● ROWS:
-- begin --

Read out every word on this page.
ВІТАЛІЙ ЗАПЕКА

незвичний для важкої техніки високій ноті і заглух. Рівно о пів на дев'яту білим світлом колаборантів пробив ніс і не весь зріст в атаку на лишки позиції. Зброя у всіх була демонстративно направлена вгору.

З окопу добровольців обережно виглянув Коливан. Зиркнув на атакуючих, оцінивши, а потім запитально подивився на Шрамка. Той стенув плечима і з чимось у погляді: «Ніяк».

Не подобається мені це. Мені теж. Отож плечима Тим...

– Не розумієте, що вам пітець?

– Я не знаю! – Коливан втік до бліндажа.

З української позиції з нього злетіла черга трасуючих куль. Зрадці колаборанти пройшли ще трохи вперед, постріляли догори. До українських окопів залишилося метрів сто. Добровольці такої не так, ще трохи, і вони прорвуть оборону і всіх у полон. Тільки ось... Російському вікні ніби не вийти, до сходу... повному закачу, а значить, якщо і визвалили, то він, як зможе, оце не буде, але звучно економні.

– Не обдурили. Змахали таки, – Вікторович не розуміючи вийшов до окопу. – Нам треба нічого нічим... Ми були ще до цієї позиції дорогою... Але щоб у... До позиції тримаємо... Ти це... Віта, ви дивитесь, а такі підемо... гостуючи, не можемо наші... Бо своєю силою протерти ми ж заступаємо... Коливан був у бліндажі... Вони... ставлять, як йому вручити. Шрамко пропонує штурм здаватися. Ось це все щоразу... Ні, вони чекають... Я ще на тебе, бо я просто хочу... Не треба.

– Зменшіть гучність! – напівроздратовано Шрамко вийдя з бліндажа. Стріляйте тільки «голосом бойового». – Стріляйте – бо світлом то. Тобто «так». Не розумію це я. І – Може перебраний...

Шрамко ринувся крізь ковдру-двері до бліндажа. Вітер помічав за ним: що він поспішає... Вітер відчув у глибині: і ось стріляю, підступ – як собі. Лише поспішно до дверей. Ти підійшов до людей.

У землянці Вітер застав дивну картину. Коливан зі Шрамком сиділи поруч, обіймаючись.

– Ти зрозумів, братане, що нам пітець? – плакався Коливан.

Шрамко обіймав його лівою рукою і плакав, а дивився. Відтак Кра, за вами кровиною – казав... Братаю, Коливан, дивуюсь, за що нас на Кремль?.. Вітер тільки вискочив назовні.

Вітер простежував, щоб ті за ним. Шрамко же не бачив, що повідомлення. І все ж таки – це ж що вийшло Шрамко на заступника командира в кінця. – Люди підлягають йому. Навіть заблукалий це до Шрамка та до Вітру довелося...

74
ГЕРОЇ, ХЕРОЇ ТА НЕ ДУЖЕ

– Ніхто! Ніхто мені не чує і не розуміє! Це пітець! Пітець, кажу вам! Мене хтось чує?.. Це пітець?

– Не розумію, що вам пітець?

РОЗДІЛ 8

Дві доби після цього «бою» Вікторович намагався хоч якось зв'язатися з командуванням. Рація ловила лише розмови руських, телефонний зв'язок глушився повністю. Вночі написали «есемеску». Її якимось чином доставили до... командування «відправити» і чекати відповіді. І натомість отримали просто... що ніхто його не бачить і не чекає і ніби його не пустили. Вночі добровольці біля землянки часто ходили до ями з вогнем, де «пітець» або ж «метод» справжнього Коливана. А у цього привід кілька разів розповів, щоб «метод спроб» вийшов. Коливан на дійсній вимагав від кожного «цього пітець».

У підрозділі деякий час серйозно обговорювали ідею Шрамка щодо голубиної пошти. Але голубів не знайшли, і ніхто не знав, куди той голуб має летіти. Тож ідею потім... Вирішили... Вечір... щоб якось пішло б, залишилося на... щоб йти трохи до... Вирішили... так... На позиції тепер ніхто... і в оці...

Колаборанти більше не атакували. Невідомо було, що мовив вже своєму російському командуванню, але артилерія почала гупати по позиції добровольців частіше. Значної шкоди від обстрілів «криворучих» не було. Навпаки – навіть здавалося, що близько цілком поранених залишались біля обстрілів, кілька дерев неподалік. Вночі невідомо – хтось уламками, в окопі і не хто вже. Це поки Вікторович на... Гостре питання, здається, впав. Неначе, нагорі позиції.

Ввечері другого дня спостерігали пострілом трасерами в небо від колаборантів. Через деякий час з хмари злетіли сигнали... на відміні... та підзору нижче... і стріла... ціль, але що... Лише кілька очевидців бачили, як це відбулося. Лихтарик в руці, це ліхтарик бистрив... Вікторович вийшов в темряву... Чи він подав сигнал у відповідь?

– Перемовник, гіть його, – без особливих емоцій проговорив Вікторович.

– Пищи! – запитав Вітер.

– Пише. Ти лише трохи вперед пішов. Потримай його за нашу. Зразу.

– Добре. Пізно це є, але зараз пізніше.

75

-- end --

Which lines in the data above contain "колаборантів"? Show each one.

незвичний для важкої техніки високій ноті і заглух. Рівно о пів на дев'яту білим світлом колаборантів пробив ніс і не весь зріст в атаку на лишки позиції. Зброя у всіх була демонстративно направлена вгору.
Ввечері другого дня спостерігали пострілом трасерами в небо від колаборантів. Через деякий час з хмари злетіли сигнали... на відміні... та підзору нижче... і стріла... ціль, але що... Лише кілька очевидців бачили, як це відбулося. Лихтарик в руці, це ліхтарик бистрив... Вікторович вийшов в темряву... Чи він подав сигнал у відповідь?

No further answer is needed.